-- begin --

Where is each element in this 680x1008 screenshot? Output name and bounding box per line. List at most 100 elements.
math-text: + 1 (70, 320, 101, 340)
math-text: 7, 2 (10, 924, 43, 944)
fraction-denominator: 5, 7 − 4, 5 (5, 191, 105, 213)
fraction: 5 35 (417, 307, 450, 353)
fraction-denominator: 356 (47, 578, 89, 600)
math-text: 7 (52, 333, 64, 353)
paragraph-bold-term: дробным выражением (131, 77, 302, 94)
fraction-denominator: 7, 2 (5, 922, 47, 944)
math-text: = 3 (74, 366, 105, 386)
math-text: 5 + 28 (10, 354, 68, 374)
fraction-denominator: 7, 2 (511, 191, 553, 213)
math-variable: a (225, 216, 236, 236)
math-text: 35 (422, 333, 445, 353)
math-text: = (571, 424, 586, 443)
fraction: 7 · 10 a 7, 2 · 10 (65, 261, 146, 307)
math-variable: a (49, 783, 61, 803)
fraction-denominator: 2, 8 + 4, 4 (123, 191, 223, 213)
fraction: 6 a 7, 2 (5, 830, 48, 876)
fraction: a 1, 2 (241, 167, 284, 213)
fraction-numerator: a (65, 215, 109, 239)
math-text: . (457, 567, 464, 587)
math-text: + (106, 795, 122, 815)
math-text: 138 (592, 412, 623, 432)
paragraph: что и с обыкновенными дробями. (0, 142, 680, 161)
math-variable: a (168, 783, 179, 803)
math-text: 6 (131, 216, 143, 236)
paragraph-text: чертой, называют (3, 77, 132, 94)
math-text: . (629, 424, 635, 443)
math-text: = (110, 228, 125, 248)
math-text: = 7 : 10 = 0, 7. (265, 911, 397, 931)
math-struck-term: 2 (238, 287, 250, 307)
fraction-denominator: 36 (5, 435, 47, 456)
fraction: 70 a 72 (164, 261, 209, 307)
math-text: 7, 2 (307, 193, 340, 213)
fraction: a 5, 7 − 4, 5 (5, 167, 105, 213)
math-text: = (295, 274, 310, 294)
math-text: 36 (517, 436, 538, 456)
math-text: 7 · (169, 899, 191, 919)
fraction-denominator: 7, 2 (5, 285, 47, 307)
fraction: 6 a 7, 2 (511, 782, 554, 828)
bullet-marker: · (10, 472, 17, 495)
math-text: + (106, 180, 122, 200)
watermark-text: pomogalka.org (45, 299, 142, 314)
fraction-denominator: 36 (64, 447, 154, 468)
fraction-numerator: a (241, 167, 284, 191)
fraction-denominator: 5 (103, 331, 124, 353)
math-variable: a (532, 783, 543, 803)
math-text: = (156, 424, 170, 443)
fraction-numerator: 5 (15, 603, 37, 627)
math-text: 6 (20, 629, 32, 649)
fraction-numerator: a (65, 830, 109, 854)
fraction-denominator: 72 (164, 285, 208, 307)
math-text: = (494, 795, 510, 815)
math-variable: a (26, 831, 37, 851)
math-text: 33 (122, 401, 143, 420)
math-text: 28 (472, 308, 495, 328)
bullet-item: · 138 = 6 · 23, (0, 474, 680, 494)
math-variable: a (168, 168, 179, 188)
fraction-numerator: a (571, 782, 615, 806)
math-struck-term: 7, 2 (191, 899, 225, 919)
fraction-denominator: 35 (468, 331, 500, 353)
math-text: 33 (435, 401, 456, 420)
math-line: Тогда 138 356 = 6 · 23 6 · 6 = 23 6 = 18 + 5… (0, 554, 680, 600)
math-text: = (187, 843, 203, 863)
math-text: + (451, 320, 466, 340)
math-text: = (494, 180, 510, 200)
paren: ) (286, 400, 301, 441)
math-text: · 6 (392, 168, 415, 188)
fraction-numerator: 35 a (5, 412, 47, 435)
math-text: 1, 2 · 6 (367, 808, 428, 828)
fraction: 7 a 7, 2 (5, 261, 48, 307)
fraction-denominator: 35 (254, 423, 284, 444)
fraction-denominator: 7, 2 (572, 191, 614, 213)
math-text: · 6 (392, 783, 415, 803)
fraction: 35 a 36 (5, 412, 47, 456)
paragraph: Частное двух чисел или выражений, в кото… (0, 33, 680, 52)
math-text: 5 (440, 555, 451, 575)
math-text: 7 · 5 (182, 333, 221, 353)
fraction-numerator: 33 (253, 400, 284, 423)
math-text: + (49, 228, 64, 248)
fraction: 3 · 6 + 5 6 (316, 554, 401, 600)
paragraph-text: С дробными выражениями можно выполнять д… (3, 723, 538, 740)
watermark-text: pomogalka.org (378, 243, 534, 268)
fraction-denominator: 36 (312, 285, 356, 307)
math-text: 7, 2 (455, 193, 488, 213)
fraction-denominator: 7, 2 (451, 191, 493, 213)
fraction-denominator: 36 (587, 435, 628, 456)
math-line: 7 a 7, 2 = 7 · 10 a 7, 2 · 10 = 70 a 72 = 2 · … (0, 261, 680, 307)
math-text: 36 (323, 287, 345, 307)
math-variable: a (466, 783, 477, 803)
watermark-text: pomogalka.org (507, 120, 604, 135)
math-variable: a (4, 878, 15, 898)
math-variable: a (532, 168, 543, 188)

-- end --

» **WHAT IS REQUIRED**
Copy out the stretch of the records from the very first line through the line containing "fraction-denominator: 7, 2 (5, 922, 47, 944)", including both of those lines.

» **FINAL ANSWER**
Where is each element in this 680x1008 screenshot? Output name and bounding box per line. List at most 100 elements.
math-text: + 1 (70, 320, 101, 340)
math-text: 7, 2 (10, 924, 43, 944)
fraction-denominator: 5, 7 − 4, 5 (5, 191, 105, 213)
fraction: 5 35 (417, 307, 450, 353)
fraction-denominator: 356 (47, 578, 89, 600)
math-text: 7 (52, 333, 64, 353)
paragraph-bold-term: дробным выражением (131, 77, 302, 94)
fraction-denominator: 7, 2 (5, 922, 47, 944)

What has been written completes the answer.